**TASK TO CARRY OUT:**
Set down the full listing exactly as given. Any pictures are to be left out.

**ENTRIES SHOWN:**
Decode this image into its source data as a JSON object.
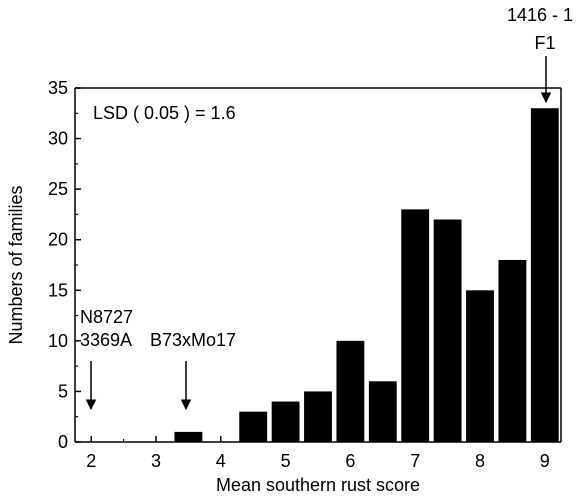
{
  "chart_data": {
    "type": "bar",
    "title": "",
    "xlabel": "Mean southern rust score",
    "ylabel": "Numbers of families",
    "xlim": [
      1.75,
      9.25
    ],
    "ylim": [
      0,
      35
    ],
    "xticks": [
      "2",
      "3",
      "4",
      "5",
      "6",
      "7",
      "8",
      "9"
    ],
    "yticks": [
      "0",
      "5",
      "10",
      "15",
      "20",
      "25",
      "30",
      "35"
    ],
    "grid": false,
    "legend": "none",
    "bar_color": "#000000",
    "bars": [
      {
        "x": 3.5,
        "value": 1
      },
      {
        "x": 4.5,
        "value": 3
      },
      {
        "x": 5.0,
        "value": 4
      },
      {
        "x": 5.5,
        "value": 5
      },
      {
        "x": 6.0,
        "value": 10
      },
      {
        "x": 6.5,
        "value": 6
      },
      {
        "x": 7.0,
        "value": 23
      },
      {
        "x": 7.5,
        "value": 22
      },
      {
        "x": 8.0,
        "value": 15
      },
      {
        "x": 8.5,
        "value": 18
      },
      {
        "x": 9.0,
        "value": 33
      }
    ],
    "annotations": {
      "lsd": "LSD ( 0.05 ) = 1.6",
      "top_right_line1": "1416 - 1",
      "top_right_line2": "F1",
      "left_line1": "N8727",
      "left_line2": "3369A",
      "mid": "B73xMo17"
    },
    "arrow_targets": {
      "f1": {
        "x": 9.0,
        "value": 33
      },
      "n8727": {
        "x": 2.0,
        "value": 0
      },
      "b73": {
        "x": 3.5,
        "value": 1
      }
    }
  }
}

**RESPONSE FOR THIS EXERCISE:**
Decode this image into its source data as a JSON object.
{
  "chart_data": {
    "type": "bar",
    "title": "",
    "xlabel": "Mean southern rust score",
    "ylabel": "Numbers of families",
    "xlim": [
      1.75,
      9.25
    ],
    "ylim": [
      0,
      35
    ],
    "xticks": [
      "2",
      "3",
      "4",
      "5",
      "6",
      "7",
      "8",
      "9"
    ],
    "yticks": [
      "0",
      "5",
      "10",
      "15",
      "20",
      "25",
      "30",
      "35"
    ],
    "grid": false,
    "legend": "none",
    "bar_color": "#000000",
    "bars": [
      {
        "x": 3.5,
        "value": 1
      },
      {
        "x": 4.5,
        "value": 3
      },
      {
        "x": 5.0,
        "value": 4
      },
      {
        "x": 5.5,
        "value": 5
      },
      {
        "x": 6.0,
        "value": 10
      },
      {
        "x": 6.5,
        "value": 6
      },
      {
        "x": 7.0,
        "value": 23
      },
      {
        "x": 7.5,
        "value": 22
      },
      {
        "x": 8.0,
        "value": 15
      },
      {
        "x": 8.5,
        "value": 18
      },
      {
        "x": 9.0,
        "value": 33
      }
    ],
    "annotations": {
      "lsd": "LSD ( 0.05 ) = 1.6",
      "top_right_line1": "1416 - 1",
      "top_right_line2": "F1",
      "left_line1": "N8727",
      "left_line2": "3369A",
      "mid": "B73xMo17"
    },
    "arrow_targets": {
      "f1": {
        "x": 9.0,
        "value": 33
      },
      "n8727": {
        "x": 2.0,
        "value": 0
      },
      "b73": {
        "x": 3.5,
        "value": 1
      }
    }
  }
}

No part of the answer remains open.